[Dataset records]
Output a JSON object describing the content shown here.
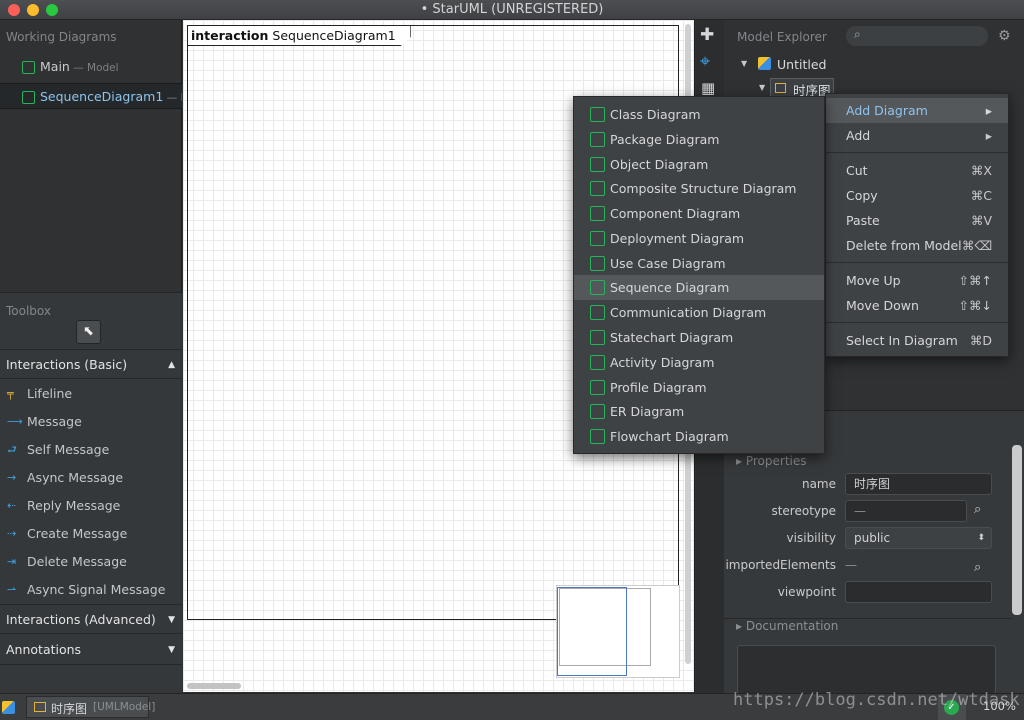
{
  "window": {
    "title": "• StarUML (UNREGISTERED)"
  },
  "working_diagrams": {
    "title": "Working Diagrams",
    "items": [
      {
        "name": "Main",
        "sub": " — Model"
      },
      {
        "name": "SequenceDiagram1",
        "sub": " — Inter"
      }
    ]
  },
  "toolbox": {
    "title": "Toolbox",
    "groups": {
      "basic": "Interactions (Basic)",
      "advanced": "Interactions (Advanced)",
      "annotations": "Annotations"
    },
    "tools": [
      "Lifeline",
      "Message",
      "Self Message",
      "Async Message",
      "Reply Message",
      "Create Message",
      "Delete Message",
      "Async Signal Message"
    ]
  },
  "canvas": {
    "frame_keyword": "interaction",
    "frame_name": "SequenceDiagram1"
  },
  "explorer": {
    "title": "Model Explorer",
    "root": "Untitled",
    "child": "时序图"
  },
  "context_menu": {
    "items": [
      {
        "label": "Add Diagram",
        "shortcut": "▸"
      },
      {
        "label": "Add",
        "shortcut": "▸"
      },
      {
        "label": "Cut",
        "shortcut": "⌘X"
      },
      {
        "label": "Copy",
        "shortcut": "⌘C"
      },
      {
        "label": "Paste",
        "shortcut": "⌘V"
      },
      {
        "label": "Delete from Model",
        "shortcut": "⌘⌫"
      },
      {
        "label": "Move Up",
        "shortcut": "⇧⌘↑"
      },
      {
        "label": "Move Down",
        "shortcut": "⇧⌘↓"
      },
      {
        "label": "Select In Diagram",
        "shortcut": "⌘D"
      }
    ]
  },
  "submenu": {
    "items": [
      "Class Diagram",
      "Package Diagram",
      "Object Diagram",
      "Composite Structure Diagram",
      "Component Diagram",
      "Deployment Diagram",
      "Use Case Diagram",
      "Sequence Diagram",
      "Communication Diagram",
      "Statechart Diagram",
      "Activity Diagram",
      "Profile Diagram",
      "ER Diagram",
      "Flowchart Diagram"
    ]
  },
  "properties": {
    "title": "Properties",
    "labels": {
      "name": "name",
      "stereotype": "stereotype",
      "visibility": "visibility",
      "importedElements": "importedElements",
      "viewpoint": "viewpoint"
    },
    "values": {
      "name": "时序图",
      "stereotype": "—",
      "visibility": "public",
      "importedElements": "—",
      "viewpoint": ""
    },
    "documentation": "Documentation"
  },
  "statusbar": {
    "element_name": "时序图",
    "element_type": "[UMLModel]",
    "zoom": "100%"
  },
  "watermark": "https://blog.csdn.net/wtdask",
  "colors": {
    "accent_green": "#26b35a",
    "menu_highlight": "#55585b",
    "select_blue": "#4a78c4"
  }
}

#### Task directions:
Reproduce every record word for word. The copy must contain no pictures.

#### Result for this exercise:
Output a JSON object describing the content shown here.
{
  "window": {
    "title": "• StarUML (UNREGISTERED)"
  },
  "working_diagrams": {
    "title": "Working Diagrams",
    "items": [
      {
        "name": "Main",
        "sub": " — Model"
      },
      {
        "name": "SequenceDiagram1",
        "sub": " — Inter"
      }
    ]
  },
  "toolbox": {
    "title": "Toolbox",
    "groups": {
      "basic": "Interactions (Basic)",
      "advanced": "Interactions (Advanced)",
      "annotations": "Annotations"
    },
    "tools": [
      "Lifeline",
      "Message",
      "Self Message",
      "Async Message",
      "Reply Message",
      "Create Message",
      "Delete Message",
      "Async Signal Message"
    ]
  },
  "canvas": {
    "frame_keyword": "interaction",
    "frame_name": "SequenceDiagram1"
  },
  "explorer": {
    "title": "Model Explorer",
    "root": "Untitled",
    "child": "时序图"
  },
  "context_menu": {
    "items": [
      {
        "label": "Add Diagram",
        "shortcut": "▸"
      },
      {
        "label": "Add",
        "shortcut": "▸"
      },
      {
        "label": "Cut",
        "shortcut": "⌘X"
      },
      {
        "label": "Copy",
        "shortcut": "⌘C"
      },
      {
        "label": "Paste",
        "shortcut": "⌘V"
      },
      {
        "label": "Delete from Model",
        "shortcut": "⌘⌫"
      },
      {
        "label": "Move Up",
        "shortcut": "⇧⌘↑"
      },
      {
        "label": "Move Down",
        "shortcut": "⇧⌘↓"
      },
      {
        "label": "Select In Diagram",
        "shortcut": "⌘D"
      }
    ]
  },
  "submenu": {
    "items": [
      "Class Diagram",
      "Package Diagram",
      "Object Diagram",
      "Composite Structure Diagram",
      "Component Diagram",
      "Deployment Diagram",
      "Use Case Diagram",
      "Sequence Diagram",
      "Communication Diagram",
      "Statechart Diagram",
      "Activity Diagram",
      "Profile Diagram",
      "ER Diagram",
      "Flowchart Diagram"
    ]
  },
  "properties": {
    "title": "Properties",
    "labels": {
      "name": "name",
      "stereotype": "stereotype",
      "visibility": "visibility",
      "importedElements": "importedElements",
      "viewpoint": "viewpoint"
    },
    "values": {
      "name": "时序图",
      "stereotype": "—",
      "visibility": "public",
      "importedElements": "—",
      "viewpoint": ""
    },
    "documentation": "Documentation"
  },
  "statusbar": {
    "element_name": "时序图",
    "element_type": "[UMLModel]",
    "zoom": "100%"
  },
  "watermark": "https://blog.csdn.net/wtdask",
  "colors": {
    "accent_green": "#26b35a",
    "menu_highlight": "#55585b",
    "select_blue": "#4a78c4"
  }
}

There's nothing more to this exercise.